● **PROMPT**
Output a single figure: the number of lines in which the word "vénération" appears.

(Extracted records)
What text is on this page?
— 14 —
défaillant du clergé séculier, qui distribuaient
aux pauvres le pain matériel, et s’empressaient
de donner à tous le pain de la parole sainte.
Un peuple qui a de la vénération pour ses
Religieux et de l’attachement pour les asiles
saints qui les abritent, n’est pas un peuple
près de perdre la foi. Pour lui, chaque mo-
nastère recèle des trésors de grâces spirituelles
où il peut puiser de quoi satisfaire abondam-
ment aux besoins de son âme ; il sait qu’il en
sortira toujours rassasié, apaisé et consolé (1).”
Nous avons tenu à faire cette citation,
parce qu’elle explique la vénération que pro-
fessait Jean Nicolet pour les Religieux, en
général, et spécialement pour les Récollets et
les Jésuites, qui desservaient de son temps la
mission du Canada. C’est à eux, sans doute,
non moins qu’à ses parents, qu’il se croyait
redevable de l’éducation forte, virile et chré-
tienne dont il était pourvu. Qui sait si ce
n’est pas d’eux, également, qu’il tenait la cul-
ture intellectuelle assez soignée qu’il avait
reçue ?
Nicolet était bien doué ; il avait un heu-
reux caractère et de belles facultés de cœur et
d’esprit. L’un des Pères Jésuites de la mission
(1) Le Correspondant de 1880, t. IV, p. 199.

● **TASK RESPONSE**
2